## Work required
Write out each line of the material again, word for word.

## Items
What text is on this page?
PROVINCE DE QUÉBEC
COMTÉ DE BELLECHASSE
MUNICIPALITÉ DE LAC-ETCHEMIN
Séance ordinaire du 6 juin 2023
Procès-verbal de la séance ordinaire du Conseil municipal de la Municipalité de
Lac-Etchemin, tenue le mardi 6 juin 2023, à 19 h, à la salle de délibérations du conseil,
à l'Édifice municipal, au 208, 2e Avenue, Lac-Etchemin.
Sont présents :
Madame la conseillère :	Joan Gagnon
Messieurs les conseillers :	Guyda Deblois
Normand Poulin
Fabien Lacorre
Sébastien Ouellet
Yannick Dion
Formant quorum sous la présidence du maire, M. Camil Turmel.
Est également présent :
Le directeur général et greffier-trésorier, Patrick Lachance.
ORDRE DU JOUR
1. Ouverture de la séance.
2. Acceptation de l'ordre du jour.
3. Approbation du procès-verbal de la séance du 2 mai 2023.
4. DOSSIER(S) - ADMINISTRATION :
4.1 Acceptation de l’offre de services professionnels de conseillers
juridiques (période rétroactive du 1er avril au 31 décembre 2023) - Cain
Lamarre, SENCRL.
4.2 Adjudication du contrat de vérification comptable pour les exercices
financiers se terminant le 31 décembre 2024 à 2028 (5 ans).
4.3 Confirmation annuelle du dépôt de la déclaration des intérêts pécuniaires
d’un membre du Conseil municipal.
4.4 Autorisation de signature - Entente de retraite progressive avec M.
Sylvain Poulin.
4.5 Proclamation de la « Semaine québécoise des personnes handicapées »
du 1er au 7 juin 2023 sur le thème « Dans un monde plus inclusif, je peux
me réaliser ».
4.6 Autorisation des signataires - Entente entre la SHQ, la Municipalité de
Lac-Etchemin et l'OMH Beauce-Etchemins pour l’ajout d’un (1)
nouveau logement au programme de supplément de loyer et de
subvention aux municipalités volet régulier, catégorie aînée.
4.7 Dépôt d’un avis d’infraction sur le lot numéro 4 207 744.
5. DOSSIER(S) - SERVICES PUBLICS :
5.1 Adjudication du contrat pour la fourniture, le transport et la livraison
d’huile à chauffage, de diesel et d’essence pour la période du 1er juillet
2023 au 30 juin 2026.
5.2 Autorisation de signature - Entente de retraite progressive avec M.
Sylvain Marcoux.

## Solution to the problem
What text is on this page?
PROVINCE DE QUÉBEC
COMTÉ DE BELLECHASSE
MUNICIPALITÉ DE LAC-ETCHEMIN
Séance ordinaire du 6 juin 2023
Procès-verbal de la séance ordinaire du Conseil municipal de la Municipalité de
Lac-Etchemin, tenue le mardi 6 juin 2023, à 19 h, à la salle de délibérations du conseil,
à l'Édifice municipal, au 208, 2e Avenue, Lac-Etchemin.
Sont présents :
Madame la conseillère :	Joan Gagnon
Messieurs les conseillers :	Guyda Deblois
Normand Poulin
Fabien Lacorre
Sébastien Ouellet
Yannick Dion
Formant quorum sous la présidence du maire, M. Camil Turmel.
Est également présent :
Le directeur général et greffier-trésorier, Patrick Lachance.
ORDRE DU JOUR
1. Ouverture de la séance.
2. Acceptation de l'ordre du jour.
3. Approbation du procès-verbal de la séance du 2 mai 2023.
4. DOSSIER(S) - ADMINISTRATION :
4.1 Acceptation de l’offre de services professionnels de conseillers
juridiques (période rétroactive du 1er avril au 31 décembre 2023) - Cain
Lamarre, SENCRL.
4.2 Adjudication du contrat de vérification comptable pour les exercices
financiers se terminant le 31 décembre 2024 à 2028 (5 ans).
4.3 Confirmation annuelle du dépôt de la déclaration des intérêts pécuniaires
d’un membre du Conseil municipal.
4.4 Autorisation de signature - Entente de retraite progressive avec M.
Sylvain Poulin.
4.5 Proclamation de la « Semaine québécoise des personnes handicapées »
du 1er au 7 juin 2023 sur le thème « Dans un monde plus inclusif, je peux
me réaliser ».
4.6 Autorisation des signataires - Entente entre la SHQ, la Municipalité de
Lac-Etchemin et l'OMH Beauce-Etchemins pour l’ajout d’un (1)
nouveau logement au programme de supplément de loyer et de
subvention aux municipalités volet régulier, catégorie aînée.
4.7 Dépôt d’un avis d’infraction sur le lot numéro 4 207 744.
5. DOSSIER(S) - SERVICES PUBLICS :
5.1 Adjudication du contrat pour la fourniture, le transport et la livraison
d’huile à chauffage, de diesel et d’essence pour la période du 1er juillet
2023 au 30 juin 2026.
5.2 Autorisation de signature - Entente de retraite progressive avec M.
Sylvain Marcoux.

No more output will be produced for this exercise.